• [TASK OBJECTIVE]
Each record is to be transcribed exactly.

• [ENTRIES SUPPLIED]
· · · · ·

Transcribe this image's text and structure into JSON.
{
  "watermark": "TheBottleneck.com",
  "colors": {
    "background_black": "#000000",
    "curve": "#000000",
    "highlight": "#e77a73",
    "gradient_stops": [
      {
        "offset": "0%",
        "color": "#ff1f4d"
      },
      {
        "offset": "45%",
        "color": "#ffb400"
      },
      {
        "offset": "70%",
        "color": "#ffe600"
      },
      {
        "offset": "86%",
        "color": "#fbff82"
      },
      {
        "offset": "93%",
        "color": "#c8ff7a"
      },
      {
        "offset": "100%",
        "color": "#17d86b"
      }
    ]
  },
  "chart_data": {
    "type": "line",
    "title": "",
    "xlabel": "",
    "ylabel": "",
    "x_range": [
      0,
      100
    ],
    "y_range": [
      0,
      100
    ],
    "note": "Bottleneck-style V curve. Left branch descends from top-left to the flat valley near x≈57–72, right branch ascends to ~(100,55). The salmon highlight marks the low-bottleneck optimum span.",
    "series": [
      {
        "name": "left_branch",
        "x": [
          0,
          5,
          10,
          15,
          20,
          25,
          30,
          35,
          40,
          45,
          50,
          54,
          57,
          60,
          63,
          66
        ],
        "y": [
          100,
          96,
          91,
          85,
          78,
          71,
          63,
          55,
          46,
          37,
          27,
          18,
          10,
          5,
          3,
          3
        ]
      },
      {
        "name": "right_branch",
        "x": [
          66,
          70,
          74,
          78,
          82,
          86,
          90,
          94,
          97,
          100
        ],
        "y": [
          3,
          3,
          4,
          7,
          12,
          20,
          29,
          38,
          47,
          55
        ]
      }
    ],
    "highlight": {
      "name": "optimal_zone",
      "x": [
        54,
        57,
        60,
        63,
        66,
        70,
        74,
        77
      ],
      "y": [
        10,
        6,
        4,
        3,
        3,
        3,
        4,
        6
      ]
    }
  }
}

· · · · ·

• [COMPLETE RESPONSE]
Transcribe this image's text and structure into JSON.
{
  "watermark": "TheBottleneck.com",
  "colors": {
    "background_black": "#000000",
    "curve": "#000000",
    "highlight": "#e77a73",
    "gradient_stops": [
      {
        "offset": "0%",
        "color": "#ff1f4d"
      },
      {
        "offset": "45%",
        "color": "#ffb400"
      },
      {
        "offset": "70%",
        "color": "#ffe600"
      },
      {
        "offset": "86%",
        "color": "#fbff82"
      },
      {
        "offset": "93%",
        "color": "#c8ff7a"
      },
      {
        "offset": "100%",
        "color": "#17d86b"
      }
    ]
  },
  "chart_data": {
    "type": "line",
    "title": "",
    "xlabel": "",
    "ylabel": "",
    "x_range": [
      0,
      100
    ],
    "y_range": [
      0,
      100
    ],
    "note": "Bottleneck-style V curve. Left branch descends from top-left to the flat valley near x≈57–72, right branch ascends to ~(100,55). The salmon highlight marks the low-bottleneck optimum span.",
    "series": [
      {
        "name": "left_branch",
        "x": [
          0,
          5,
          10,
          15,
          20,
          25,
          30,
          35,
          40,
          45,
          50,
          54,
          57,
          60,
          63,
          66
        ],
        "y": [
          100,
          96,
          91,
          85,
          78,
          71,
          63,
          55,
          46,
          37,
          27,
          18,
          10,
          5,
          3,
          3
        ]
      },
      {
        "name": "right_branch",
        "x": [
          66,
          70,
          74,
          78,
          82,
          86,
          90,
          94,
          97,
          100
        ],
        "y": [
          3,
          3,
          4,
          7,
          12,
          20,
          29,
          38,
          47,
          55
        ]
      }
    ],
    "highlight": {
      "name": "optimal_zone",
      "x": [
        54,
        57,
        60,
        63,
        66,
        70,
        74,
        77
      ],
      "y": [
        10,
        6,
        4,
        3,
        3,
        3,
        4,
        6
      ]
    }
  }
}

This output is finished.